* Written instruction *
Gather the lines from the material that contain "this".

* Records for processing *

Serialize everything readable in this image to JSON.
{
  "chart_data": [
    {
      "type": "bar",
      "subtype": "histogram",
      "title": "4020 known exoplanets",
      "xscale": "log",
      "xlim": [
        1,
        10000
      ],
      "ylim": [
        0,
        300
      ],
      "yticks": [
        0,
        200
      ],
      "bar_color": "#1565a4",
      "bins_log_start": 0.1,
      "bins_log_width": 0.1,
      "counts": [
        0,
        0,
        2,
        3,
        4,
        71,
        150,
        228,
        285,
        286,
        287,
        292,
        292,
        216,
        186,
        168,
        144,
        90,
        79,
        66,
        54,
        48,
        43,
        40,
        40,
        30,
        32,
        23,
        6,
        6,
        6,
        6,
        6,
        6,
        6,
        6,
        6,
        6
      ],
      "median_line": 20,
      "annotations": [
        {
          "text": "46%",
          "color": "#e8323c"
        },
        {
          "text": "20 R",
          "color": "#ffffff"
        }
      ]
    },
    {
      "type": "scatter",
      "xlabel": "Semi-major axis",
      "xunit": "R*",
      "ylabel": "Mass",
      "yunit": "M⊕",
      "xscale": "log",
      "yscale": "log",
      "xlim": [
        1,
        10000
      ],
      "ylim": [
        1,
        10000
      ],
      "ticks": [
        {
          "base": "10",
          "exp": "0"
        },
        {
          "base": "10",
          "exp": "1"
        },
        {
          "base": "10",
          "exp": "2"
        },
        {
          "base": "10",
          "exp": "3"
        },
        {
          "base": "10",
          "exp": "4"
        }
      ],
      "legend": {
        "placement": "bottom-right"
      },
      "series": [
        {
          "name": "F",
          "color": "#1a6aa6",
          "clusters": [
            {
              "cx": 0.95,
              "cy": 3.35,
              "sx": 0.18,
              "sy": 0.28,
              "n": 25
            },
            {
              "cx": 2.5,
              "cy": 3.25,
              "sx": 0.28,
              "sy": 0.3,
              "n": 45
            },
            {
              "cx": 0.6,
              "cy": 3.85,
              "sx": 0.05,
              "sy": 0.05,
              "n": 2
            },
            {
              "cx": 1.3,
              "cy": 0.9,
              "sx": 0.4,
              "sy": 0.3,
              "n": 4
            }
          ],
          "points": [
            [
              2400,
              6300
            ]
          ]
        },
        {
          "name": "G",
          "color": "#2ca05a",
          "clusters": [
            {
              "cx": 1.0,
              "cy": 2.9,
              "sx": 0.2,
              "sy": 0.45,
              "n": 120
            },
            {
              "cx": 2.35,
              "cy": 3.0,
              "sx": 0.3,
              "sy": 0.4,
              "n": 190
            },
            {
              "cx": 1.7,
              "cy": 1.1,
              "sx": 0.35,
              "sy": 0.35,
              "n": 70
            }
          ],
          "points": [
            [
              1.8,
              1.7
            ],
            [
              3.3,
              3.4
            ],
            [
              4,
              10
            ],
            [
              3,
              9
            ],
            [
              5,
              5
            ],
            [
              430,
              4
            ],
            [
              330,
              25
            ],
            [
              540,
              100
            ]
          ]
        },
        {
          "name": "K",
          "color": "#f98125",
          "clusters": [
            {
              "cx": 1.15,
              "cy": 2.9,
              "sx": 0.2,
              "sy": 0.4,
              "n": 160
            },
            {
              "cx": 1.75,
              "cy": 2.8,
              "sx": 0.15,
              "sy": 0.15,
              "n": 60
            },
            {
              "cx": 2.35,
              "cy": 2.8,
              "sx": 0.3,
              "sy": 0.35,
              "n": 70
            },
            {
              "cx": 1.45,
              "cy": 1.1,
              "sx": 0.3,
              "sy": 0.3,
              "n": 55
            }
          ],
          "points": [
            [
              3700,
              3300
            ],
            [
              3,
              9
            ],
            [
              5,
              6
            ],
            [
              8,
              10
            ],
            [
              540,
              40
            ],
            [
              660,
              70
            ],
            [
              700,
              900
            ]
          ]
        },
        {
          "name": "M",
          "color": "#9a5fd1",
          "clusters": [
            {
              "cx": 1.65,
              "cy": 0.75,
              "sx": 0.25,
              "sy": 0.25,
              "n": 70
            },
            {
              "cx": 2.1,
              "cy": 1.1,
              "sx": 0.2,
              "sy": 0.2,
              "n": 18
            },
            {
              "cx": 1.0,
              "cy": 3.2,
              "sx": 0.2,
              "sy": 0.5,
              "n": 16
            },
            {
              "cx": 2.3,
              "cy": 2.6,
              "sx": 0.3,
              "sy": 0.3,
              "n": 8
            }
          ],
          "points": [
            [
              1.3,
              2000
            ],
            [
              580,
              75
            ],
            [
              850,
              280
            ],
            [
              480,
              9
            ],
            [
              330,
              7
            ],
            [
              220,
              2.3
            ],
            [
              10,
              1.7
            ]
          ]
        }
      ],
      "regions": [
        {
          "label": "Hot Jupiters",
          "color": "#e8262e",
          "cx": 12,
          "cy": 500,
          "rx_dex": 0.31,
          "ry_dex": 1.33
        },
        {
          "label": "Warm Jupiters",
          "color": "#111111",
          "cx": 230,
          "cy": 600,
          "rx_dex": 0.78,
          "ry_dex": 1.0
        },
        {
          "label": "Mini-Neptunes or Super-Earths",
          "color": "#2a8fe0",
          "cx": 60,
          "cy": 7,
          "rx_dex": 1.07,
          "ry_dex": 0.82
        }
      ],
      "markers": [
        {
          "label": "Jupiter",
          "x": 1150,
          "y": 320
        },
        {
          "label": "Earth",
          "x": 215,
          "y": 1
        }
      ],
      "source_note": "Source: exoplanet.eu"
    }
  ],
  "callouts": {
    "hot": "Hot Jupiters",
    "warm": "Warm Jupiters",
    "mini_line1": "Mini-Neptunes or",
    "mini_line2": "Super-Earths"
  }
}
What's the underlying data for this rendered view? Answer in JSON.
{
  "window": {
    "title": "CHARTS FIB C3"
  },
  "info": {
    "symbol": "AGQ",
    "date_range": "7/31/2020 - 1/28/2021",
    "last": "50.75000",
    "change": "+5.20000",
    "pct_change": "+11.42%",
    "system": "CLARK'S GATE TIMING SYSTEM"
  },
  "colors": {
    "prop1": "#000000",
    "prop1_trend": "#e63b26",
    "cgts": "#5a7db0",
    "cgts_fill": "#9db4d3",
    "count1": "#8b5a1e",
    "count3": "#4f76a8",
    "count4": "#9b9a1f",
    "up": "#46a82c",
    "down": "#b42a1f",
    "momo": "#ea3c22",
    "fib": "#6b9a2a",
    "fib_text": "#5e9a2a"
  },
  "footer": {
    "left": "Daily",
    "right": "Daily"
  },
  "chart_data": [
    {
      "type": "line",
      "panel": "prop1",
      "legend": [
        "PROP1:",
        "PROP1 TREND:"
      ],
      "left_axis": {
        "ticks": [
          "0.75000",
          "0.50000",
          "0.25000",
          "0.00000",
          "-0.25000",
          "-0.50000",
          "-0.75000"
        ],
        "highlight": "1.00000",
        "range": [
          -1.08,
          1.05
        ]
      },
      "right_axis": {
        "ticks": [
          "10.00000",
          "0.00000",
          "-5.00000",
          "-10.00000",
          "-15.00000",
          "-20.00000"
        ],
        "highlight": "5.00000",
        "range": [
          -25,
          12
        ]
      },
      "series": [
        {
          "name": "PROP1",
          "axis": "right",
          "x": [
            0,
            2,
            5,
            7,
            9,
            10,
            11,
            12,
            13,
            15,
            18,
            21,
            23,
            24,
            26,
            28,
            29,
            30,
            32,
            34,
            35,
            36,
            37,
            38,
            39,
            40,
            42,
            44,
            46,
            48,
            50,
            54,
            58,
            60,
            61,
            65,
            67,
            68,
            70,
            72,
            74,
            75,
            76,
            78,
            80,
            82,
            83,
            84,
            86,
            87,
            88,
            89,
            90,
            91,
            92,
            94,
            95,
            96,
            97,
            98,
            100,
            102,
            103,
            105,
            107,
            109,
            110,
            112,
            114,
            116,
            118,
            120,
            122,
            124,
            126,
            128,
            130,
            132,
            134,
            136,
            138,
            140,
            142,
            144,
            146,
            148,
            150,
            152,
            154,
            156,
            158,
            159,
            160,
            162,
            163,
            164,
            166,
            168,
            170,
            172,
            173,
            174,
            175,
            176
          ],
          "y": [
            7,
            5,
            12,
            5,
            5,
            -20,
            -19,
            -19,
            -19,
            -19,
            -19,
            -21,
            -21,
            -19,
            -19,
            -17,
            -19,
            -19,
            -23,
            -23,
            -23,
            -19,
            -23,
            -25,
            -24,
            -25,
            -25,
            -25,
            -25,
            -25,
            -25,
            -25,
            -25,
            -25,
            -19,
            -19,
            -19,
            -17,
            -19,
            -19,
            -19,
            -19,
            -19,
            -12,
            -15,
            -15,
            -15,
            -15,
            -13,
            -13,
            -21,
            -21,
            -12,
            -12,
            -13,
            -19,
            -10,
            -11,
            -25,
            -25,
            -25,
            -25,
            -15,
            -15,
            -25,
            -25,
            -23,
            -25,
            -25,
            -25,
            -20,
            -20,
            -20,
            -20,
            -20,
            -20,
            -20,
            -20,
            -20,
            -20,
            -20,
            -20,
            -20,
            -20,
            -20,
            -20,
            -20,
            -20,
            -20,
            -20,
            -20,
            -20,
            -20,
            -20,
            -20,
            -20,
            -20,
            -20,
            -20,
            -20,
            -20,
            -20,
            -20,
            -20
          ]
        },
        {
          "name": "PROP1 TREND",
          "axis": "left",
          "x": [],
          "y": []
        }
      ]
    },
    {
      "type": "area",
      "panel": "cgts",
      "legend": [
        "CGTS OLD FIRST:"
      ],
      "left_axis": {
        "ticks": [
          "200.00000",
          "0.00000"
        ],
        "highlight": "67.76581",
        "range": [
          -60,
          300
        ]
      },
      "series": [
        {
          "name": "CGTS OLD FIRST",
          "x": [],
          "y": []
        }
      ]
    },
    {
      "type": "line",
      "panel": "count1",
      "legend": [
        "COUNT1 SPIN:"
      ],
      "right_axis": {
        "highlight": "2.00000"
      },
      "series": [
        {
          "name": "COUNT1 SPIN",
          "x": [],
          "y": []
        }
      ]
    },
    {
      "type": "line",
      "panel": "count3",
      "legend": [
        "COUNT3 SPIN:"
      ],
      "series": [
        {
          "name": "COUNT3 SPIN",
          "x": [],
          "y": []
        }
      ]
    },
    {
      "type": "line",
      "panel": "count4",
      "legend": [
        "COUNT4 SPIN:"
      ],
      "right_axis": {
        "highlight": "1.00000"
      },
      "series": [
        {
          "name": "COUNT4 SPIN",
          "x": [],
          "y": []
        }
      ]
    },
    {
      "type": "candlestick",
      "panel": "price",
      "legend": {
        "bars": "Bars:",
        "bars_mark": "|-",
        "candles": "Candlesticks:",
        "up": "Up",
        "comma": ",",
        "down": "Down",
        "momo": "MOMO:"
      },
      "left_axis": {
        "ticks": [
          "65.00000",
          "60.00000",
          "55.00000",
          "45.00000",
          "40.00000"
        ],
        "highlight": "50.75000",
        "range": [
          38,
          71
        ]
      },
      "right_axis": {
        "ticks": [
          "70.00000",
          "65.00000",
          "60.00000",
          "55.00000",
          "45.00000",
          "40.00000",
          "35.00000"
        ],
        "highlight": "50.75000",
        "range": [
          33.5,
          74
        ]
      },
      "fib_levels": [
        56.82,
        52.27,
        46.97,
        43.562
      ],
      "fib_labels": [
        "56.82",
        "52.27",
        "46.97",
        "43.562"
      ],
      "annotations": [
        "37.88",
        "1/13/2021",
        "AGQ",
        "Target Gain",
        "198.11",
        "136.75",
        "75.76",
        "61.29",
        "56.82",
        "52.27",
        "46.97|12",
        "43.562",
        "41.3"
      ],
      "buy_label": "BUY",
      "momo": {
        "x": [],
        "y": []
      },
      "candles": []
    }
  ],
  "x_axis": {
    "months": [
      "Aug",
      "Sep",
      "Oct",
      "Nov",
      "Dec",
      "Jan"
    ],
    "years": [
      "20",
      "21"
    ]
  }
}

* Task result *
Serialize everything readable in this image to JSON.
What's the underlying data for this rendered view? Answer in JSON.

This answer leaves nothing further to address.